[start]
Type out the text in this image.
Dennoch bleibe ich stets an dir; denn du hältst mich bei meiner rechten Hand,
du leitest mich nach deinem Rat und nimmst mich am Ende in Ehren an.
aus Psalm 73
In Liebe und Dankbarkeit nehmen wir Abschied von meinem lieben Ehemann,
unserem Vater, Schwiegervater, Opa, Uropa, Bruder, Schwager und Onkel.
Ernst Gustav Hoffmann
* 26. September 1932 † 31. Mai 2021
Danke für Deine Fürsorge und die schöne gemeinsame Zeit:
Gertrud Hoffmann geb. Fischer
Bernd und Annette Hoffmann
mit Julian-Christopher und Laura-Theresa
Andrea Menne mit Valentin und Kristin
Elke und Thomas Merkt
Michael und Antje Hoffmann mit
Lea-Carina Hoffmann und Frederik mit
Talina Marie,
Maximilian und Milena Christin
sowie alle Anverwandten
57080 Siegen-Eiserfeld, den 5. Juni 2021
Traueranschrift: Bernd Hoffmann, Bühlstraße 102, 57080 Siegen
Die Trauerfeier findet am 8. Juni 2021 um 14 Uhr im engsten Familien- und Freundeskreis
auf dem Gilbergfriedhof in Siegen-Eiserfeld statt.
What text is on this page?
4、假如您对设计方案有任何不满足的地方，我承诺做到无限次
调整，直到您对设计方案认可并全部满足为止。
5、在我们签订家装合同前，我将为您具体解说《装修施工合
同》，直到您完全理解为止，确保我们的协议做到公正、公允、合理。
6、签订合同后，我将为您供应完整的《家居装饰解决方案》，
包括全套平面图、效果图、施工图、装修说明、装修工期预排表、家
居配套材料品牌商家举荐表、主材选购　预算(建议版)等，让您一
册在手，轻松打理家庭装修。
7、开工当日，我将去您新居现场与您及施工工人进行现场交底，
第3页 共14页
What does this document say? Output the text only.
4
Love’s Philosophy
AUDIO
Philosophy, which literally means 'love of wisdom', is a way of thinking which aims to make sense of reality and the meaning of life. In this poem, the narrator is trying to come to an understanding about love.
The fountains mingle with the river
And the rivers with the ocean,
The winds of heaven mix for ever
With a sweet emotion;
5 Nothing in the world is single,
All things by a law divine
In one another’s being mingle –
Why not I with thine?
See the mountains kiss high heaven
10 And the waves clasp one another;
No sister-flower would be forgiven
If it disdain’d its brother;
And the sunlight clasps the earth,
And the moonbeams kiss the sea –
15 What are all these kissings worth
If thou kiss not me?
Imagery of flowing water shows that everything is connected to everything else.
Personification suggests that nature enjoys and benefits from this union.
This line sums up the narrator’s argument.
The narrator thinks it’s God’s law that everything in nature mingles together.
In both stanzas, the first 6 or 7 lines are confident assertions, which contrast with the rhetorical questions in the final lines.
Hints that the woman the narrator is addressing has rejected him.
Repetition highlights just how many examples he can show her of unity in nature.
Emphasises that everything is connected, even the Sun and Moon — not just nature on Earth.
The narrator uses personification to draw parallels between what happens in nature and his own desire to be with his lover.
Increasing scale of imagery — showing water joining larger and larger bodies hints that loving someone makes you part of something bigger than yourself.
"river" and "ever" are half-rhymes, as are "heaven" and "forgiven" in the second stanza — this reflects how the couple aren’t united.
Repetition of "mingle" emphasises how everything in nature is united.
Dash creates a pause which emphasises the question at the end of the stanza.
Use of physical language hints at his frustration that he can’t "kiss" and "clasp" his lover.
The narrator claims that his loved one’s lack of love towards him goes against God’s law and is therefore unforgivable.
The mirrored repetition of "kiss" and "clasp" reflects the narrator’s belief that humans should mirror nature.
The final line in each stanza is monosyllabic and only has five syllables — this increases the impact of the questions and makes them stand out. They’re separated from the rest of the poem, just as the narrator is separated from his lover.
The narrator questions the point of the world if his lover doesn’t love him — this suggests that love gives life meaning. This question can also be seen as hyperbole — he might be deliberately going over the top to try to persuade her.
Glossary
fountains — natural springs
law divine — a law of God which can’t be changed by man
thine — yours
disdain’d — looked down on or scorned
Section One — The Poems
[end]
[start]
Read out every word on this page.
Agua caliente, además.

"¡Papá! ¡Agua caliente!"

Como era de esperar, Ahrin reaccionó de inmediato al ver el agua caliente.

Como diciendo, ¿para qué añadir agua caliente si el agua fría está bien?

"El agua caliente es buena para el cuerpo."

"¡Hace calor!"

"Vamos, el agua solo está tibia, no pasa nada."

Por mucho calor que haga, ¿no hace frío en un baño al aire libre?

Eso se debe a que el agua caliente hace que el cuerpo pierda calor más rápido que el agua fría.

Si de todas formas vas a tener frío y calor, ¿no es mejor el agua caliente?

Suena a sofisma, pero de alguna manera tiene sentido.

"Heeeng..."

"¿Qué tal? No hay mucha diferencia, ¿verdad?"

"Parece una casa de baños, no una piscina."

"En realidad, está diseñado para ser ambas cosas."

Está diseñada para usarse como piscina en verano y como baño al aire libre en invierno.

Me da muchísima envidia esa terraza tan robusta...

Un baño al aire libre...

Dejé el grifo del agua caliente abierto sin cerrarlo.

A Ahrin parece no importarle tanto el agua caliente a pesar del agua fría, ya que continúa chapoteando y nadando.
[end]
[start]
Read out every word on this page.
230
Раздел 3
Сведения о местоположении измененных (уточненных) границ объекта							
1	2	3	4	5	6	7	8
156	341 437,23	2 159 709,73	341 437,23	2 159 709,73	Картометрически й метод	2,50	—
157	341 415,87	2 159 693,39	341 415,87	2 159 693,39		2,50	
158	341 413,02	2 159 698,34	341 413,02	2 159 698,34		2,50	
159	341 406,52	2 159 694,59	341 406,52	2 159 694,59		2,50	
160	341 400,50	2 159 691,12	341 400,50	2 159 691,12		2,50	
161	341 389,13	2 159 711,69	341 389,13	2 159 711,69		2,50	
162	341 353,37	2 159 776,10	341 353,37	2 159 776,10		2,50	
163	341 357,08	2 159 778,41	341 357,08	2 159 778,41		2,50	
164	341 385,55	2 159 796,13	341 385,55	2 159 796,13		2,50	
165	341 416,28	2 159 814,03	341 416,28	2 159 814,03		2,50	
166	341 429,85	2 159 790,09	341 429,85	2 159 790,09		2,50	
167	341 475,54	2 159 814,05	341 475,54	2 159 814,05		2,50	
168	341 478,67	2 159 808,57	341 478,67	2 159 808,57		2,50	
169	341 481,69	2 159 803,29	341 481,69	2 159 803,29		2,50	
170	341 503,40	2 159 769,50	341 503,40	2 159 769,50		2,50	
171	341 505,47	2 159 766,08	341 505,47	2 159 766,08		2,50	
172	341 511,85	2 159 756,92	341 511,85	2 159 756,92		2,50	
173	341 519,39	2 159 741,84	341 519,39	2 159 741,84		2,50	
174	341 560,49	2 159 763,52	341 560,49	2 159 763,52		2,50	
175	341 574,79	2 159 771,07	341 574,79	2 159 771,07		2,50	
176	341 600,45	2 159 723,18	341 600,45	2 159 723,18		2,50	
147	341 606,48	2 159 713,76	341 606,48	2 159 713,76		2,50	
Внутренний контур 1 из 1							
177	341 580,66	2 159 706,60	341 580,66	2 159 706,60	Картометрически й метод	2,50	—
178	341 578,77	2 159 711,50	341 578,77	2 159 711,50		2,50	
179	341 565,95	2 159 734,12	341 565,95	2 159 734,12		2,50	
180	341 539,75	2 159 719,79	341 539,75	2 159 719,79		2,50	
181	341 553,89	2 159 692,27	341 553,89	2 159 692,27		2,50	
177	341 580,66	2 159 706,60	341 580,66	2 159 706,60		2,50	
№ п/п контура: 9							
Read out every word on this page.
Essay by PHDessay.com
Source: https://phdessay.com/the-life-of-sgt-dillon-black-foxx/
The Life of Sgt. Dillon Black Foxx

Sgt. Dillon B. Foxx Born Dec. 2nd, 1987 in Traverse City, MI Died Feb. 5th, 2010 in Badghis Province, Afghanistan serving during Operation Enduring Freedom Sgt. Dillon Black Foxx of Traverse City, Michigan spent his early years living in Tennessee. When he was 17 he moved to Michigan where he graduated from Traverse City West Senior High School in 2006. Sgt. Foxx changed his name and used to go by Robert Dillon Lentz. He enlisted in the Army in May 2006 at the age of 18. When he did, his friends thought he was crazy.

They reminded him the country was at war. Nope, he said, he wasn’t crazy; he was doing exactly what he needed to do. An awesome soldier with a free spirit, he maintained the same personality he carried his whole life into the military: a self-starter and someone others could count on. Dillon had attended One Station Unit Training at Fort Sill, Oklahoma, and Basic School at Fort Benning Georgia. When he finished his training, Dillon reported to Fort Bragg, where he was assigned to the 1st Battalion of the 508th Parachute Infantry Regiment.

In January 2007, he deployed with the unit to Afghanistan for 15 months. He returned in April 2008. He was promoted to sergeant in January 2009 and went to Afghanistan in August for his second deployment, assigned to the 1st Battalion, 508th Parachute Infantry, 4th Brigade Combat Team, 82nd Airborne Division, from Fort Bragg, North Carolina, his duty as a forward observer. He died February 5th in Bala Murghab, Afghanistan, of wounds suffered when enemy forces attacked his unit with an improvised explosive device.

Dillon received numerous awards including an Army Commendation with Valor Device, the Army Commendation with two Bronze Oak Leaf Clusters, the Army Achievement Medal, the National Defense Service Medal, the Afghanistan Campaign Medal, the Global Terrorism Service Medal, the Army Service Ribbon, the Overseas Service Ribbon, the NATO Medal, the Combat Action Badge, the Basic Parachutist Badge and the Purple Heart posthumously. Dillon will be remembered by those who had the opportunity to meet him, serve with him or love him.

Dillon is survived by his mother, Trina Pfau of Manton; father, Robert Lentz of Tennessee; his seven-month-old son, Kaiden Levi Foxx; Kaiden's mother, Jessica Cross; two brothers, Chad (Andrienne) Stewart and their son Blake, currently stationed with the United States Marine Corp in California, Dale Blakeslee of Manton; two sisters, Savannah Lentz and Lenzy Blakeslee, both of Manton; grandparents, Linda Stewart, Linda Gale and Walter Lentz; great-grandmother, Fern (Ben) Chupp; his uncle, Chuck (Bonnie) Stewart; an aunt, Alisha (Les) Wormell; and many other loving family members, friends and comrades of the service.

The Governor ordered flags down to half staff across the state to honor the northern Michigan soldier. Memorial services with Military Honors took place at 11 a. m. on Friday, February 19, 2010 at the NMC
[end]
• **Task statement**: In the entries above, find each line with the string "Ahrin" and copy it.

• **Exercise answer**:
Como era de esperar, Ahrin reaccionó de inmediato al ver el agua caliente.
A Ahrin parece no importarle tanto el agua caliente a pesar del agua fría, ya que continúa chapoteando y nadando.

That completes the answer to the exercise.